## START Provided material

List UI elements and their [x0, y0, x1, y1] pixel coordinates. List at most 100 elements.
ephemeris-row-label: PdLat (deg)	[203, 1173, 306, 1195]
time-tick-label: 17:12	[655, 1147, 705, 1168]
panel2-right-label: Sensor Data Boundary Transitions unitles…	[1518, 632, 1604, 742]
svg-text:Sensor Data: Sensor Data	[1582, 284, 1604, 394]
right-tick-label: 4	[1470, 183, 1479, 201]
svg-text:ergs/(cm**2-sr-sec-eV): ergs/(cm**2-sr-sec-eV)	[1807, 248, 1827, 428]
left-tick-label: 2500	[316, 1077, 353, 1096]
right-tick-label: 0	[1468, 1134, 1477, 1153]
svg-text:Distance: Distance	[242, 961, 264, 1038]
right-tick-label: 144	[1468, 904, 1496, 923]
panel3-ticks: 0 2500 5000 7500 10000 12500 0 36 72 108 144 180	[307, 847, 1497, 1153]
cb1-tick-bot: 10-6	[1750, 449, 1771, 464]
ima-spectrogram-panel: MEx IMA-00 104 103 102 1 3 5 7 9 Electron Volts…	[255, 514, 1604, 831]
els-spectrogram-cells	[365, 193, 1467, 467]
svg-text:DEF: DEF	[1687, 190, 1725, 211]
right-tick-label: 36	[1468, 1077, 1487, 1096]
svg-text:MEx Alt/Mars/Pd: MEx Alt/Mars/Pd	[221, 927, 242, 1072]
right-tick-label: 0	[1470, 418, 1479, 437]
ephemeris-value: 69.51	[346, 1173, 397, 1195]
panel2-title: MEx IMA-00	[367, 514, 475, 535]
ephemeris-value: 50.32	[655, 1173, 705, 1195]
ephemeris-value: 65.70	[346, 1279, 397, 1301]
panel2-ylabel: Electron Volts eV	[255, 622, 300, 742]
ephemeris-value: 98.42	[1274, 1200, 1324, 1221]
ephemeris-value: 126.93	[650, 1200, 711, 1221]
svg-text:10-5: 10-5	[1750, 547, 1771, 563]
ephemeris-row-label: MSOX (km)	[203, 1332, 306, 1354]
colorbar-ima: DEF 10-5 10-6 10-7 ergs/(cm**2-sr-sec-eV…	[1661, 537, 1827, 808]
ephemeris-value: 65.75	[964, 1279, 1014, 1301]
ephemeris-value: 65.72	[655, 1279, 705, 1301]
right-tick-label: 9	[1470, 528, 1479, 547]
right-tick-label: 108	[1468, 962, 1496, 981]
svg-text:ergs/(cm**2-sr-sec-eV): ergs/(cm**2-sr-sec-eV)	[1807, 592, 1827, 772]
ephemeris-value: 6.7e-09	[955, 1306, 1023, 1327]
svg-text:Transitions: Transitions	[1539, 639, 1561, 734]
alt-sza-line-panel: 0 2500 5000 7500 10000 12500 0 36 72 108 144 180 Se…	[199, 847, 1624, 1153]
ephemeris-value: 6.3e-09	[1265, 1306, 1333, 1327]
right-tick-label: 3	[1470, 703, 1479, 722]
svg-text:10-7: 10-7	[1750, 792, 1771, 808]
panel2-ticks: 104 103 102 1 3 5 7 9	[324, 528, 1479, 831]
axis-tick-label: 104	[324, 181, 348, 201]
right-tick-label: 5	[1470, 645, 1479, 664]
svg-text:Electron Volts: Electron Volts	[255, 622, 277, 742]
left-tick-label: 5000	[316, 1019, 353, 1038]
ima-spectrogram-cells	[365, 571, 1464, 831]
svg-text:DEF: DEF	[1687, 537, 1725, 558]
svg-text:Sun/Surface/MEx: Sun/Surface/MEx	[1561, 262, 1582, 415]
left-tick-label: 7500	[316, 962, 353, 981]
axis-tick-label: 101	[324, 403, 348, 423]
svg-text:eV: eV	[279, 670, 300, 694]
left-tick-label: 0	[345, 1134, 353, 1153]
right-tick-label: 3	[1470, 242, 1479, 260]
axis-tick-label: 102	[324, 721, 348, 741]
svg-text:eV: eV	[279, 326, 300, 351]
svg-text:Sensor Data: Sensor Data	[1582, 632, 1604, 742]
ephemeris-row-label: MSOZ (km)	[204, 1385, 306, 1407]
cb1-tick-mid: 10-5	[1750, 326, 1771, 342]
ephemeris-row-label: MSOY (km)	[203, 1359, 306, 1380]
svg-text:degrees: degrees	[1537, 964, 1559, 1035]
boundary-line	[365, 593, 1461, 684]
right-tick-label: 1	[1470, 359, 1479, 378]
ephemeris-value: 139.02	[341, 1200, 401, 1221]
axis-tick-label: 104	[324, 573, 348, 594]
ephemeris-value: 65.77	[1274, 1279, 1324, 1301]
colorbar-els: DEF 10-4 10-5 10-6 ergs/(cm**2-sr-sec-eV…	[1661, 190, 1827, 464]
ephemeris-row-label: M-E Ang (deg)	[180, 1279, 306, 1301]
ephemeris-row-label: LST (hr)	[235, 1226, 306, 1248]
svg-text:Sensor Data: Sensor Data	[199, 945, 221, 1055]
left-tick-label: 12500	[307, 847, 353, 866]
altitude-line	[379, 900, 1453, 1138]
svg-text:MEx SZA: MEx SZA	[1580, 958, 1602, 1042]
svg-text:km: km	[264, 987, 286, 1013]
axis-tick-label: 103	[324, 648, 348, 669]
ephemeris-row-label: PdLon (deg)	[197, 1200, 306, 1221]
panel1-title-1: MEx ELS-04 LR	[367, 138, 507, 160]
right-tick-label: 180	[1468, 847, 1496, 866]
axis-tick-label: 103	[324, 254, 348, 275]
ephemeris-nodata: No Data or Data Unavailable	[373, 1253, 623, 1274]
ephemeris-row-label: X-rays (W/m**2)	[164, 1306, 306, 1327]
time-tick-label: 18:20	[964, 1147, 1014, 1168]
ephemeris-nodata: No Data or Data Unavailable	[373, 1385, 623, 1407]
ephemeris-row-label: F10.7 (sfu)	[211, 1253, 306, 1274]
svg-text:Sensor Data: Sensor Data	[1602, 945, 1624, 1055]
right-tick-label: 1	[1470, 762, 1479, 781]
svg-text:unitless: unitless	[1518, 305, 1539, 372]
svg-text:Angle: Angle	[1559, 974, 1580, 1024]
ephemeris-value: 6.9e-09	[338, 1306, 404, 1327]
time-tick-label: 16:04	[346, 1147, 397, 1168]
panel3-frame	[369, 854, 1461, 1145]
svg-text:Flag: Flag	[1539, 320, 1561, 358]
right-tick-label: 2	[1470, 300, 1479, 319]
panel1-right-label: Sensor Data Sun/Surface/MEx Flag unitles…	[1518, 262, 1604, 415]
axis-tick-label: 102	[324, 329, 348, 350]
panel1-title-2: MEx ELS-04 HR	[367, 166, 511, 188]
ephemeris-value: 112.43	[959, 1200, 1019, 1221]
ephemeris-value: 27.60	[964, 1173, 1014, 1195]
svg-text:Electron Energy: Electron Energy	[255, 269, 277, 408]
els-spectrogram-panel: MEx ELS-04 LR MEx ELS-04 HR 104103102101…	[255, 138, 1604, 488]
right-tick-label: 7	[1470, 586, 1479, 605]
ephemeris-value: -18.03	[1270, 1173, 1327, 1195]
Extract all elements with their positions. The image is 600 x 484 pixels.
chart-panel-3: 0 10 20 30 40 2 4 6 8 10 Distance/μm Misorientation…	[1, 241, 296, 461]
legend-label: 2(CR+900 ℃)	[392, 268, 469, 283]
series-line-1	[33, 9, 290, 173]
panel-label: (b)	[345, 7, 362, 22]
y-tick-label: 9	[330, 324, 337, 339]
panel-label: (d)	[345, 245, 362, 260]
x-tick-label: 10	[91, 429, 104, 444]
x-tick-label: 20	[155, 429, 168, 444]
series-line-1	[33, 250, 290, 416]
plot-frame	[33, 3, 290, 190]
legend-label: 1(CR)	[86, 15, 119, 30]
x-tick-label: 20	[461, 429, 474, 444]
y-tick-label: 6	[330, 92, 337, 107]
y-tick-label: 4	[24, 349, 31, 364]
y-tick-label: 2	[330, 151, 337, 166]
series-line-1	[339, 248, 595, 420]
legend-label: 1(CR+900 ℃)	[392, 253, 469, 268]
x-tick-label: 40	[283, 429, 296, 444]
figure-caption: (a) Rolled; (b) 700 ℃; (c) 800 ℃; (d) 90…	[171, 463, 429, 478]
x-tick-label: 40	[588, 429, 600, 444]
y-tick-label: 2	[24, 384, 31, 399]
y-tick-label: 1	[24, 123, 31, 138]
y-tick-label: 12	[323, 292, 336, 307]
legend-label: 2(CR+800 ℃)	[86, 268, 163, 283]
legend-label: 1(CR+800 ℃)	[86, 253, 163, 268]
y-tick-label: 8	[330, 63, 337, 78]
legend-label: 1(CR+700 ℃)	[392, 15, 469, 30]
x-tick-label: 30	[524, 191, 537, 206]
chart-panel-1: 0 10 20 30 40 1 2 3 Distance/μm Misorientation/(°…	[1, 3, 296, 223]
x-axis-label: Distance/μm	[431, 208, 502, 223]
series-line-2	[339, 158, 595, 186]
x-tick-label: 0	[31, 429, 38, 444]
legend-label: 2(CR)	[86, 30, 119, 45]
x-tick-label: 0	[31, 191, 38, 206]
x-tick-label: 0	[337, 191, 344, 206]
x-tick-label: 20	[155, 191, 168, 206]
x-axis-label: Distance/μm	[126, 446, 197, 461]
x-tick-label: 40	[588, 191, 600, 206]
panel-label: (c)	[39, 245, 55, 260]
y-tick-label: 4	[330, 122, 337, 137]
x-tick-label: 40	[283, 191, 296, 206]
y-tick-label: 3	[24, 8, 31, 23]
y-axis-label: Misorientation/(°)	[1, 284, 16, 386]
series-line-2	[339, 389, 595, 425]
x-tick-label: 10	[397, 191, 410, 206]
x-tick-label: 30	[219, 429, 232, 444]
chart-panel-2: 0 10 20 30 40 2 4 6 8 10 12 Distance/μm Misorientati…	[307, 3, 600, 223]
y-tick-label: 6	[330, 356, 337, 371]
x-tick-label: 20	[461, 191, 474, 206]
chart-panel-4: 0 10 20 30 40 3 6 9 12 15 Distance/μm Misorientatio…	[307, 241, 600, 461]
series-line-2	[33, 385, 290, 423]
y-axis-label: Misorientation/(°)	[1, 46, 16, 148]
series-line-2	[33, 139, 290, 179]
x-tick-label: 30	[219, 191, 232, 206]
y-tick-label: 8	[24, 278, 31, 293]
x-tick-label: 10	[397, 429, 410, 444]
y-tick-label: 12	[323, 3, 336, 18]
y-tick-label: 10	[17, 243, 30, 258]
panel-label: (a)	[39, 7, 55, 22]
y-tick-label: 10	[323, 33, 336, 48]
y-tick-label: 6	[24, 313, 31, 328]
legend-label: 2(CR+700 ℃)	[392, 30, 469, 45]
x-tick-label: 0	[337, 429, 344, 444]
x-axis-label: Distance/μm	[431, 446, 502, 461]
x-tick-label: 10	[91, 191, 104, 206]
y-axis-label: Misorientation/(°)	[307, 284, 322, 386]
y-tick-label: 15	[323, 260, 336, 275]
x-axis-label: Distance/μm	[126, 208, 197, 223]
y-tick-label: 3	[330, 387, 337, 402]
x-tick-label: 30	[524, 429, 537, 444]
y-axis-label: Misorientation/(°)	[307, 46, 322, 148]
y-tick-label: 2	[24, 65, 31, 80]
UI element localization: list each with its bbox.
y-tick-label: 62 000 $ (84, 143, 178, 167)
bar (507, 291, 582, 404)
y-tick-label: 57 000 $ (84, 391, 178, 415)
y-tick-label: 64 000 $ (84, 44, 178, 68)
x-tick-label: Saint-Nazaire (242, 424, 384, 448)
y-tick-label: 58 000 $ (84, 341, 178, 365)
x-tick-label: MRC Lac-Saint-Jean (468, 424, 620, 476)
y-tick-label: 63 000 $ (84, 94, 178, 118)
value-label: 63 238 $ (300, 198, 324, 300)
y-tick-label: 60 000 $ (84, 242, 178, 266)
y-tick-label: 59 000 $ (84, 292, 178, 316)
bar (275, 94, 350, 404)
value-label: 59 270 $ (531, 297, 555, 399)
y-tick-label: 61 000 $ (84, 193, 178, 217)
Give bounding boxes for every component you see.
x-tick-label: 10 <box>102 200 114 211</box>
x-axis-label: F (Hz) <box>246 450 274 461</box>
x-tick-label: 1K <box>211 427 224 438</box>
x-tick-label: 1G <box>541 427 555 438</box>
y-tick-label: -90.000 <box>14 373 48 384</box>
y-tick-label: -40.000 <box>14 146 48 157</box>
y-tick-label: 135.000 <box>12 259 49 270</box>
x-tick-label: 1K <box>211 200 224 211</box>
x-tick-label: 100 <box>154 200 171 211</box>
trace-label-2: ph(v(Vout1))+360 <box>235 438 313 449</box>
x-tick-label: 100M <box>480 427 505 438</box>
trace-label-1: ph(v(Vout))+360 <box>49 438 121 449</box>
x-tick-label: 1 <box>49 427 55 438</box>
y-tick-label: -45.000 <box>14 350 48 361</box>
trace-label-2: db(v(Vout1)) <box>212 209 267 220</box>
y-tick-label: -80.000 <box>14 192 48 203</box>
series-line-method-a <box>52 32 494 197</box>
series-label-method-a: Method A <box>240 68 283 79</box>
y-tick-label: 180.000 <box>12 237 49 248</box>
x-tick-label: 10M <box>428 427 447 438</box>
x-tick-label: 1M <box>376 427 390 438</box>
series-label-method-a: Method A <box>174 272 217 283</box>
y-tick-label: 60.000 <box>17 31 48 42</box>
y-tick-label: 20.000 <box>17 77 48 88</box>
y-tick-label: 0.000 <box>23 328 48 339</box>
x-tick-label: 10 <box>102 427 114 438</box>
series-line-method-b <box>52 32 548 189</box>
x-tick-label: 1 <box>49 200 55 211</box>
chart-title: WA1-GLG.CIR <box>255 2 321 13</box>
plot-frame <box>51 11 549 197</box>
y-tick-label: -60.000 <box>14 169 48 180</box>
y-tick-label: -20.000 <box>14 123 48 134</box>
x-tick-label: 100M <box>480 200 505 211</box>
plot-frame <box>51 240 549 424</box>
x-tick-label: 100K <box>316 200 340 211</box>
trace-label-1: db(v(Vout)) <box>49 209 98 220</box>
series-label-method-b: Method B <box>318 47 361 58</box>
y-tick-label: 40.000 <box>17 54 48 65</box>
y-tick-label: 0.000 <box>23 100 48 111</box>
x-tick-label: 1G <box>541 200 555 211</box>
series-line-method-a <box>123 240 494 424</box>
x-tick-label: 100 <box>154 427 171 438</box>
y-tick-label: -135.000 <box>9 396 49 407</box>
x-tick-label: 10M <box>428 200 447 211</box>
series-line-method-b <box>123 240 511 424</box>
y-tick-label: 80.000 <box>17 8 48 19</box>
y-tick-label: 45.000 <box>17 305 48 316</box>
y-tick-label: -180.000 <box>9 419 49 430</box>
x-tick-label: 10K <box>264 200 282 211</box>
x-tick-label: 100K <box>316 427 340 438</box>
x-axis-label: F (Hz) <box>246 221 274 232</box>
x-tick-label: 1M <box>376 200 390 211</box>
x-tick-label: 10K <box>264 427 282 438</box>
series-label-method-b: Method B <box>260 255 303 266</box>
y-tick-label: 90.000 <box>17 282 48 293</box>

## END Provided material

* [Instructions to follow]: Copy out every line from the first line of the records down to the line containing "284, 1604, 394]", including both of them, keeping each line unchanged.

* [Full response]:
List UI elements and their [x0, y0, x1, y1] pixel coordinates. List at most 100 elements.
ephemeris-row-label: PdLat (deg)	[203, 1173, 306, 1195]
time-tick-label: 17:12	[655, 1147, 705, 1168]
panel2-right-label: Sensor Data Boundary Transitions unitles…	[1518, 632, 1604, 742]
svg-text:Sensor Data: Sensor Data	[1582, 284, 1604, 394]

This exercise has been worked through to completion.